## BEGIN

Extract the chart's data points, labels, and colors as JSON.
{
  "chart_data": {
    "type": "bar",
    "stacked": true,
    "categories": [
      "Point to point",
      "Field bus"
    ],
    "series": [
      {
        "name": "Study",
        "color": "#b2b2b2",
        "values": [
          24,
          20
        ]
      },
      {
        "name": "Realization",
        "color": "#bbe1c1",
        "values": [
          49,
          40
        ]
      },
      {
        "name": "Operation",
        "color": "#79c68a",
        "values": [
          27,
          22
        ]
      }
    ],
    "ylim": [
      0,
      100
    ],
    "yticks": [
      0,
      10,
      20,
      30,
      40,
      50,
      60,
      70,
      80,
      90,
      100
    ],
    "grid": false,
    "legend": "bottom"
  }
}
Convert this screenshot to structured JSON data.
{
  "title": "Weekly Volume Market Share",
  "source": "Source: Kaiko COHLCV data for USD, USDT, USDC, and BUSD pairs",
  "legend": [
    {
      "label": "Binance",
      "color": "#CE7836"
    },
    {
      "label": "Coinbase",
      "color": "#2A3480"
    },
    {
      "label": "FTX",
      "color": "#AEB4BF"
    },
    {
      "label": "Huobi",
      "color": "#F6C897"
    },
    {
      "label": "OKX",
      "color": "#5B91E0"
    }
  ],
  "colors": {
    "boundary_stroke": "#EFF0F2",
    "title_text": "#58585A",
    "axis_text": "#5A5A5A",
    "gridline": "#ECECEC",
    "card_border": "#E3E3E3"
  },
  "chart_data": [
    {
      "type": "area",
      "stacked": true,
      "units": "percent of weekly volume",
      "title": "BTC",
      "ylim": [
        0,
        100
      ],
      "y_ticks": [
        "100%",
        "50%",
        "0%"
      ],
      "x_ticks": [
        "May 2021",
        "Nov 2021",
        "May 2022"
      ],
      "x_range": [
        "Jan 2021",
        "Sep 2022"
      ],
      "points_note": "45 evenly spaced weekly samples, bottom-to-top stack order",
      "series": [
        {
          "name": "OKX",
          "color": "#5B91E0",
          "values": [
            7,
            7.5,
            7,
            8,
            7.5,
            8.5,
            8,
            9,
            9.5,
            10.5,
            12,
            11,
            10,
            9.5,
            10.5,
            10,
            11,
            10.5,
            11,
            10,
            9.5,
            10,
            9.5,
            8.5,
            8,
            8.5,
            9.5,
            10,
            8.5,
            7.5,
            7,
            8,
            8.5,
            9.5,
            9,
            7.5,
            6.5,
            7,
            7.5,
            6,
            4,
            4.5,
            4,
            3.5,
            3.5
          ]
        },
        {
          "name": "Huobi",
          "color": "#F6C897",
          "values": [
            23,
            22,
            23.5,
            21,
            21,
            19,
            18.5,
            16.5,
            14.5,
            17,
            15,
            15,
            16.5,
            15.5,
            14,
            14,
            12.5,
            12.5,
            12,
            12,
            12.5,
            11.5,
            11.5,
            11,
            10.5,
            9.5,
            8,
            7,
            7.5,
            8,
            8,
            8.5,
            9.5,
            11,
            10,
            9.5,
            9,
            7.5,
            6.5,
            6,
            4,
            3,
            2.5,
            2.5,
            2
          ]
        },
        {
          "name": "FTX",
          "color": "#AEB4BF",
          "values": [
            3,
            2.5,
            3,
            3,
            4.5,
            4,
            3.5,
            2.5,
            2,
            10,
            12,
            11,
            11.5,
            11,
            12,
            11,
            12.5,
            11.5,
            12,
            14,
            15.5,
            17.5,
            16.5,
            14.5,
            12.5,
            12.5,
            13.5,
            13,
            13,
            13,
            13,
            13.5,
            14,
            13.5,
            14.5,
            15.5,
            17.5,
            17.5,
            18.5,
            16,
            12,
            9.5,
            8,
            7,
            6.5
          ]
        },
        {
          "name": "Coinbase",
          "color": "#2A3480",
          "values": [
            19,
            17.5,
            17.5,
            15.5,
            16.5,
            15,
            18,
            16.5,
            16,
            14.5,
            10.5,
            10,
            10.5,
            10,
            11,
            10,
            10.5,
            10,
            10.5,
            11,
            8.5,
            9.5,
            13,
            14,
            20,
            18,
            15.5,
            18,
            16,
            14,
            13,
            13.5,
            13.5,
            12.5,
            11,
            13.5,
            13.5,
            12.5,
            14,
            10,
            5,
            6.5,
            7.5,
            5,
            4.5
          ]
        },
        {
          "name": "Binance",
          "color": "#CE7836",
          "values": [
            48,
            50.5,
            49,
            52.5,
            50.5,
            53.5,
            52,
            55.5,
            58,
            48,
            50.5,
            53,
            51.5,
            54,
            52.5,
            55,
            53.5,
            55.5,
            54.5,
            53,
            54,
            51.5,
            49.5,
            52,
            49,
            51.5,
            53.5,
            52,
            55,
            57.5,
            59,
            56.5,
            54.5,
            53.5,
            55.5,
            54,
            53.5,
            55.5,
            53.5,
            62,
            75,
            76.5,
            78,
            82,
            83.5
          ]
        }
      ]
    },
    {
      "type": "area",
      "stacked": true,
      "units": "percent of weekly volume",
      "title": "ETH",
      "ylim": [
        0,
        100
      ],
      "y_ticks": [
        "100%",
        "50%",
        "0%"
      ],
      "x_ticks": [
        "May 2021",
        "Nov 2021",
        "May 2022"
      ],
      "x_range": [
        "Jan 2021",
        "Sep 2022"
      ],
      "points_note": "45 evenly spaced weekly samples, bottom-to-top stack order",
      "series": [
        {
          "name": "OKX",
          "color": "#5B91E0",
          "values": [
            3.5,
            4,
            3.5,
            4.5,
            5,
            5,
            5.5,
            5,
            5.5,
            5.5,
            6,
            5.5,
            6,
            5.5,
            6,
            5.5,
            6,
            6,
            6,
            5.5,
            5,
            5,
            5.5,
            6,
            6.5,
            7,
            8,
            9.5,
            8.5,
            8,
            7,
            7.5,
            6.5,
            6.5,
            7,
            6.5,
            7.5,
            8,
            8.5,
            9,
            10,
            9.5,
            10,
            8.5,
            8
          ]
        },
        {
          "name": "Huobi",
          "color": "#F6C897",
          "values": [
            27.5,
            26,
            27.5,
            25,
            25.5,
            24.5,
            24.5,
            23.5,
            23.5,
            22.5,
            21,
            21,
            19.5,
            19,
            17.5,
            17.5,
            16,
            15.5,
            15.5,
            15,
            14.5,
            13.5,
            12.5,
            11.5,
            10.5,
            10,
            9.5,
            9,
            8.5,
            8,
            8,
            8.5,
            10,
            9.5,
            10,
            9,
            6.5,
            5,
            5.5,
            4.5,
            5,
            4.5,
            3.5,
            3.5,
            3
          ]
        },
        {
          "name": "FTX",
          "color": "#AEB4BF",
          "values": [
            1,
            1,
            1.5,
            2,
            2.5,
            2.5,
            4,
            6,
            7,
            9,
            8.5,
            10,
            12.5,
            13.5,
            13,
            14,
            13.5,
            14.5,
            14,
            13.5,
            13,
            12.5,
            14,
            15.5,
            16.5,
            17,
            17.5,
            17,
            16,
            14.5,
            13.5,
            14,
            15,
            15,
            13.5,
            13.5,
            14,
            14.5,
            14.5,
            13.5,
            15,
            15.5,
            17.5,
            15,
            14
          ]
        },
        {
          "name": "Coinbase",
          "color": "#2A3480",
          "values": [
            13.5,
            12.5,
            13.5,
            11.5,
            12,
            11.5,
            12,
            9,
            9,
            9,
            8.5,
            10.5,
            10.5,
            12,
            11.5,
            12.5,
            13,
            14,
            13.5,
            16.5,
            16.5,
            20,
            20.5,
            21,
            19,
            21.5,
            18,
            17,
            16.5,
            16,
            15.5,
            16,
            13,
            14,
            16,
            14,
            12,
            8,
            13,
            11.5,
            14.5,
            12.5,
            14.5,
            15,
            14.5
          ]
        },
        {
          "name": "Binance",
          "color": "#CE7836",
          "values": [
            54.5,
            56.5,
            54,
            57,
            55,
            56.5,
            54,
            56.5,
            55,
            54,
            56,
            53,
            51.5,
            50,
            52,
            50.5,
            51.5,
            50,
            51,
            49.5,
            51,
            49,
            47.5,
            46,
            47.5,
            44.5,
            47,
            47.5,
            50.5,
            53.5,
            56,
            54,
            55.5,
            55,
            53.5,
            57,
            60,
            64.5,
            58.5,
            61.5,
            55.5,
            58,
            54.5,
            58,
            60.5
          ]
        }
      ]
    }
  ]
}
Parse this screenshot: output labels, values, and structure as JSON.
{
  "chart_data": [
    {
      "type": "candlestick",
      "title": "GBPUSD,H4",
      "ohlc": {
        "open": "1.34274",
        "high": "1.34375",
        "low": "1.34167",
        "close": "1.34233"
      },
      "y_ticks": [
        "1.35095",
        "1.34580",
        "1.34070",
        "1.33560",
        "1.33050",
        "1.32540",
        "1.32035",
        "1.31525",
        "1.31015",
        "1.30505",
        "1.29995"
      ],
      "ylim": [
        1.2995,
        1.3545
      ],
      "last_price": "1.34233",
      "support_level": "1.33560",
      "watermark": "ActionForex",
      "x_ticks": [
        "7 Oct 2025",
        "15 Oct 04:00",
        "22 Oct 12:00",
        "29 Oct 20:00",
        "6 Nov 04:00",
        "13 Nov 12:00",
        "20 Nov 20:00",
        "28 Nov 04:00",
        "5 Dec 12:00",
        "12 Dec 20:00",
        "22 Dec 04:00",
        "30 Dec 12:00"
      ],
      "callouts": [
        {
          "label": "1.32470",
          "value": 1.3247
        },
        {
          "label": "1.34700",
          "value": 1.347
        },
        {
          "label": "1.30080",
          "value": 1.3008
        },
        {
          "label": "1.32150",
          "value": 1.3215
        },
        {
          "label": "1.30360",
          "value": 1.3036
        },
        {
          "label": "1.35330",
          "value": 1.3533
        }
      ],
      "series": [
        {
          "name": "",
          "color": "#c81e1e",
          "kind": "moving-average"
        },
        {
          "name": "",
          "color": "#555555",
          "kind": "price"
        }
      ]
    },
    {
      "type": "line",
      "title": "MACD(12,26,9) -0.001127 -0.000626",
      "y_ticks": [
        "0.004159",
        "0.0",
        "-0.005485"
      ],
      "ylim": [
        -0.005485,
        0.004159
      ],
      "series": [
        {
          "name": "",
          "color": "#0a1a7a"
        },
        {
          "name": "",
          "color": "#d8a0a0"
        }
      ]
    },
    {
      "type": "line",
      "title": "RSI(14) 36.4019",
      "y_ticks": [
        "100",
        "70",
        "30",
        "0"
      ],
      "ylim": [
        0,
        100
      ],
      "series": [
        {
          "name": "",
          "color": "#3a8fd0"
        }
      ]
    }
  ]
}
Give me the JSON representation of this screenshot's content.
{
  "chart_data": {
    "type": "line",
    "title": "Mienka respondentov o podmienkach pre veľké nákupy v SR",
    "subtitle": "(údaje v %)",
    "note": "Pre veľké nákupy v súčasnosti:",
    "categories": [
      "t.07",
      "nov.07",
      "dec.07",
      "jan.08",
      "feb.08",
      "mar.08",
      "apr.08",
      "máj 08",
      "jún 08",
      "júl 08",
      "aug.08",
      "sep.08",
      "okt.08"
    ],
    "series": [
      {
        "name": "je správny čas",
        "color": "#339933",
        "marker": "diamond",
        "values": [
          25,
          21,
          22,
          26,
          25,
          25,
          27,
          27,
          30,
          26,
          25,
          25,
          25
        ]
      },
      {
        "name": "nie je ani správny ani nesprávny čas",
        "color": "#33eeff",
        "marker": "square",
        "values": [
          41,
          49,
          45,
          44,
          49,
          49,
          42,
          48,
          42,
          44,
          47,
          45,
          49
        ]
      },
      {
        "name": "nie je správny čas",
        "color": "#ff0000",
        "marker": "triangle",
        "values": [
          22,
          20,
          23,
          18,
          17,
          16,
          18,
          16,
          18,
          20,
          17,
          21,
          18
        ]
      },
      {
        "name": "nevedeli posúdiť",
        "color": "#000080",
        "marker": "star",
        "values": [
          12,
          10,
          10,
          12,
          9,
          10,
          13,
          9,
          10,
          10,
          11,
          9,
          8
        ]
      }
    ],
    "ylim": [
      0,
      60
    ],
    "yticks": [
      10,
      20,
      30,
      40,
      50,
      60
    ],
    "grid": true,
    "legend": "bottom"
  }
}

## END

(What this task involves) Work out how many lines in the records above contain the word "true", and reply with that number alone.

(Task response) 4